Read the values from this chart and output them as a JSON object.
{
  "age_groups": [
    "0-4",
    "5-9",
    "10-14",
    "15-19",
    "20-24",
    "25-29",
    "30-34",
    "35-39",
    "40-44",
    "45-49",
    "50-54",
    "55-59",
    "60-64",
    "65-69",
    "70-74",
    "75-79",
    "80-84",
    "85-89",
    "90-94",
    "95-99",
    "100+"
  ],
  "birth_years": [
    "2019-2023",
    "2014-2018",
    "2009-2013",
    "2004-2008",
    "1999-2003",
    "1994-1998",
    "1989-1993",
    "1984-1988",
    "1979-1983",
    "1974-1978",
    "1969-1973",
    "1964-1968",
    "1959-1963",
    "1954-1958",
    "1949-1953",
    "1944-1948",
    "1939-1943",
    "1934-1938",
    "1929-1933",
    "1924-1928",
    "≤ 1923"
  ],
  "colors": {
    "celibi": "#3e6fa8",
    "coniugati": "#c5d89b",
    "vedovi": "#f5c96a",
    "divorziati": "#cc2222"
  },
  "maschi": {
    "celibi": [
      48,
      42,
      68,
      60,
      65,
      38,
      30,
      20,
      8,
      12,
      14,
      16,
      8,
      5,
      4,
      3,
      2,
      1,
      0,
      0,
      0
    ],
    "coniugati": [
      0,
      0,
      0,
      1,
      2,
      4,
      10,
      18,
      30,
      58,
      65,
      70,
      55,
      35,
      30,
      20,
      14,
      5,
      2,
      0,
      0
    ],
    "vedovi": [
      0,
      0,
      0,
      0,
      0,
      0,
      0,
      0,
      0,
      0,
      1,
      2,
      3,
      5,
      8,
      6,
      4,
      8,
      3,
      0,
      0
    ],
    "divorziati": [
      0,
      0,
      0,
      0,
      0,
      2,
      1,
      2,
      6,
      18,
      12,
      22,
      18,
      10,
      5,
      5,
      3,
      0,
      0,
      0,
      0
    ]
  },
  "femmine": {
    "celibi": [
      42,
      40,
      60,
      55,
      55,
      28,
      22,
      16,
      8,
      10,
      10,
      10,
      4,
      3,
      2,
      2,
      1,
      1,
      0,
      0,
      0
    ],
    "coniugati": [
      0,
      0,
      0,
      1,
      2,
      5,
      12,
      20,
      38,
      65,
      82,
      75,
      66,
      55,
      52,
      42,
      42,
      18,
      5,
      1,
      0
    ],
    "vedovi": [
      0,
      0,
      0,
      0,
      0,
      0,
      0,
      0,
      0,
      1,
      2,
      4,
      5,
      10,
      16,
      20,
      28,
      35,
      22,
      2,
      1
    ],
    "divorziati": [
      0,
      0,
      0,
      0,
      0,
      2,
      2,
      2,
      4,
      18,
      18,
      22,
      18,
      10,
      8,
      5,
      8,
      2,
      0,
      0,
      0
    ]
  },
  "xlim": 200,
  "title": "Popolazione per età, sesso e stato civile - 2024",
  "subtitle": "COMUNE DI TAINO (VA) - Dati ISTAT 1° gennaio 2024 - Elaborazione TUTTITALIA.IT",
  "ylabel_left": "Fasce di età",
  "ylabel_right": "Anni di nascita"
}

WRITTEN REQUEST
Copy each record from above exactly, and include every line.

RESULT OF THIS EXERCISE
Read the values from this chart and output them as a JSON object.
{
  "age_groups": [
    "0-4",
    "5-9",
    "10-14",
    "15-19",
    "20-24",
    "25-29",
    "30-34",
    "35-39",
    "40-44",
    "45-49",
    "50-54",
    "55-59",
    "60-64",
    "65-69",
    "70-74",
    "75-79",
    "80-84",
    "85-89",
    "90-94",
    "95-99",
    "100+"
  ],
  "birth_years": [
    "2019-2023",
    "2014-2018",
    "2009-2013",
    "2004-2008",
    "1999-2003",
    "1994-1998",
    "1989-1993",
    "1984-1988",
    "1979-1983",
    "1974-1978",
    "1969-1973",
    "1964-1968",
    "1959-1963",
    "1954-1958",
    "1949-1953",
    "1944-1948",
    "1939-1943",
    "1934-1938",
    "1929-1933",
    "1924-1928",
    "≤ 1923"
  ],
  "colors": {
    "celibi": "#3e6fa8",
    "coniugati": "#c5d89b",
    "vedovi": "#f5c96a",
    "divorziati": "#cc2222"
  },
  "maschi": {
    "celibi": [
      48,
      42,
      68,
      60,
      65,
      38,
      30,
      20,
      8,
      12,
      14,
      16,
      8,
      5,
      4,
      3,
      2,
      1,
      0,
      0,
      0
    ],
    "coniugati": [
      0,
      0,
      0,
      1,
      2,
      4,
      10,
      18,
      30,
      58,
      65,
      70,
      55,
      35,
      30,
      20,
      14,
      5,
      2,
      0,
      0
    ],
    "vedovi": [
      0,
      0,
      0,
      0,
      0,
      0,
      0,
      0,
      0,
      0,
      1,
      2,
      3,
      5,
      8,
      6,
      4,
      8,
      3,
      0,
      0
    ],
    "divorziati": [
      0,
      0,
      0,
      0,
      0,
      2,
      1,
      2,
      6,
      18,
      12,
      22,
      18,
      10,
      5,
      5,
      3,
      0,
      0,
      0,
      0
    ]
  },
  "femmine": {
    "celibi": [
      42,
      40,
      60,
      55,
      55,
      28,
      22,
      16,
      8,
      10,
      10,
      10,
      4,
      3,
      2,
      2,
      1,
      1,
      0,
      0,
      0
    ],
    "coniugati": [
      0,
      0,
      0,
      1,
      2,
      5,
      12,
      20,
      38,
      65,
      82,
      75,
      66,
      55,
      52,
      42,
      42,
      18,
      5,
      1,
      0
    ],
    "vedovi": [
      0,
      0,
      0,
      0,
      0,
      0,
      0,
      0,
      0,
      1,
      2,
      4,
      5,
      10,
      16,
      20,
      28,
      35,
      22,
      2,
      1
    ],
    "divorziati": [
      0,
      0,
      0,
      0,
      0,
      2,
      2,
      2,
      4,
      18,
      18,
      22,
      18,
      10,
      8,
      5,
      8,
      2,
      0,
      0,
      0
    ]
  },
  "xlim": 200,
  "title": "Popolazione per età, sesso e stato civile - 2024",
  "subtitle": "COMUNE DI TAINO (VA) - Dati ISTAT 1° gennaio 2024 - Elaborazione TUTTITALIA.IT",
  "ylabel_left": "Fasce di età",
  "ylabel_right": "Anni di nascita"
}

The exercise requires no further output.